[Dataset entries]
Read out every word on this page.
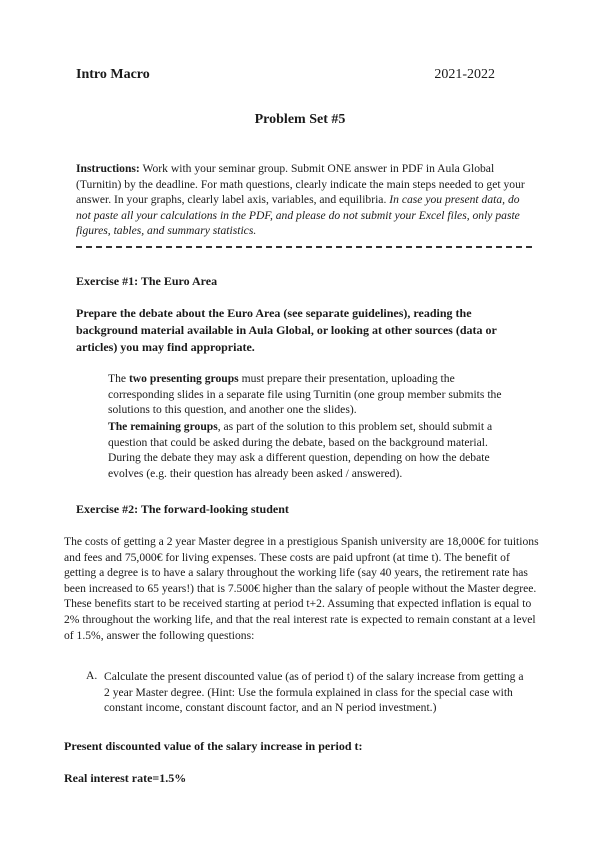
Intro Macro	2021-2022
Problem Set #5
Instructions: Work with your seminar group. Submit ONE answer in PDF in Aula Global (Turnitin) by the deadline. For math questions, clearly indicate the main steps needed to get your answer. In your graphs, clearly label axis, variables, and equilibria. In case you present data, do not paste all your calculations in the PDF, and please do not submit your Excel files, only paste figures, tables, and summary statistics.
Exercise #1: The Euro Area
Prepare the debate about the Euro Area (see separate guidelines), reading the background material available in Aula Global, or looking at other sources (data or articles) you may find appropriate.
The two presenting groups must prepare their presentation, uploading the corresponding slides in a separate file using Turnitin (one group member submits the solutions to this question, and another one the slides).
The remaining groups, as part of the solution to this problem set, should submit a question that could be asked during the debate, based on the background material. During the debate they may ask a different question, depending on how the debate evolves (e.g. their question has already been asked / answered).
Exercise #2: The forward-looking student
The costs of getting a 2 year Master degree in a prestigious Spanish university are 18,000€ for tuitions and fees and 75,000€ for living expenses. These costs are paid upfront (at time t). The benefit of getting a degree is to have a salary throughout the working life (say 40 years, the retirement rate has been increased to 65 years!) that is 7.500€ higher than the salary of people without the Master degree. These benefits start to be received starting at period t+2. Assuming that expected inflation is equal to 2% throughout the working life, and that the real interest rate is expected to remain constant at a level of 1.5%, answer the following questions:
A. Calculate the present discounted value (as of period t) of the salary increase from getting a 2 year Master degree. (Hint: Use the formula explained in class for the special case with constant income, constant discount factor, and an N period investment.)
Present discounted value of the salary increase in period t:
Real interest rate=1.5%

---

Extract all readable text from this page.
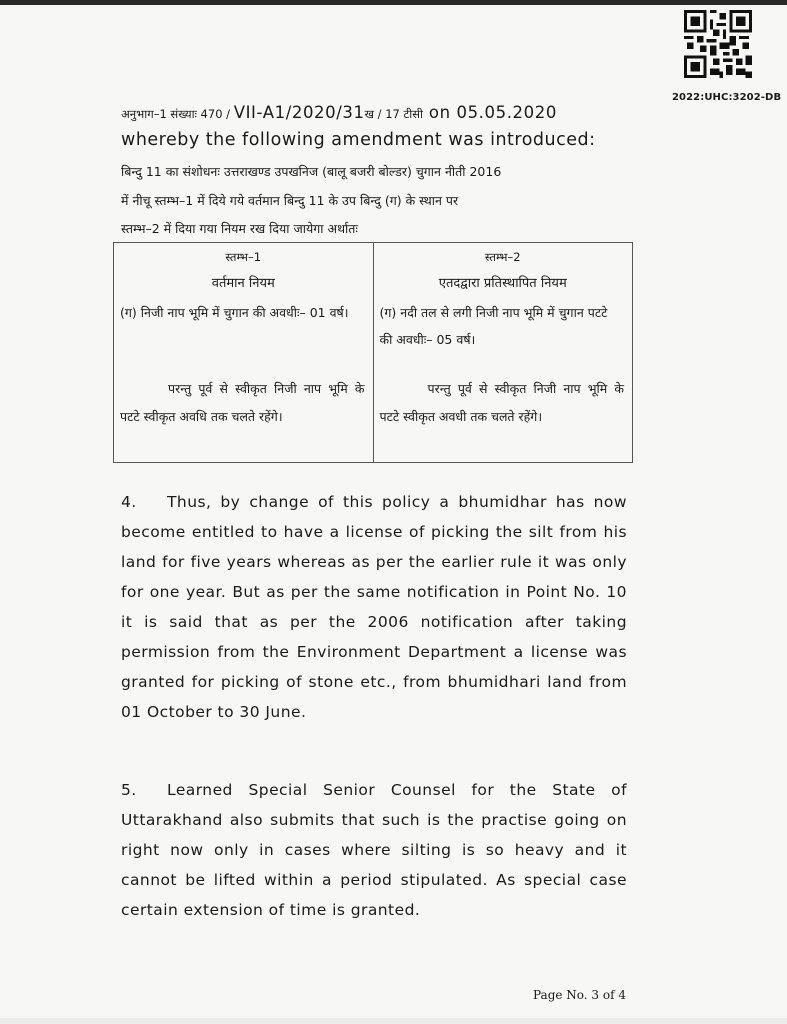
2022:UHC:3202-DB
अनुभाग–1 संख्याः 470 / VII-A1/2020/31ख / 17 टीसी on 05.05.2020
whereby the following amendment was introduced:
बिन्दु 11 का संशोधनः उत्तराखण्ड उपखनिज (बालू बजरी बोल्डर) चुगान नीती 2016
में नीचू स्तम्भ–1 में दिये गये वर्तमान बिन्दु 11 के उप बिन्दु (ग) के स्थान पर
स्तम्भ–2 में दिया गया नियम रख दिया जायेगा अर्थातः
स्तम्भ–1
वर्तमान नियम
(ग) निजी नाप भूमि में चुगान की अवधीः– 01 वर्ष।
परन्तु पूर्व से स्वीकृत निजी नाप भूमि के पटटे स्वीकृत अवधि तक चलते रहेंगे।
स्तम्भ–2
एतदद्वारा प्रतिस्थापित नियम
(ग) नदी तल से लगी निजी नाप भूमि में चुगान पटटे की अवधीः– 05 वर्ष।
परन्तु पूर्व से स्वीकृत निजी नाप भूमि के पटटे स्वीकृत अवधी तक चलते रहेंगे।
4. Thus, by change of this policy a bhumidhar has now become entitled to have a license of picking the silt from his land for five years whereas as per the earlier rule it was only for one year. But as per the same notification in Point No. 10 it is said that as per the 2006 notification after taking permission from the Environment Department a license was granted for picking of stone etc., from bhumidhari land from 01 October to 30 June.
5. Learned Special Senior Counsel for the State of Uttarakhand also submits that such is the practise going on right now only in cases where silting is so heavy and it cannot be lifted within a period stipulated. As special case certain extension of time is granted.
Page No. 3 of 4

WRITTEN PROBLEM:
How many lines in the data contain the string "Exercise"? Respond with the number only.

THE ANSWER:
2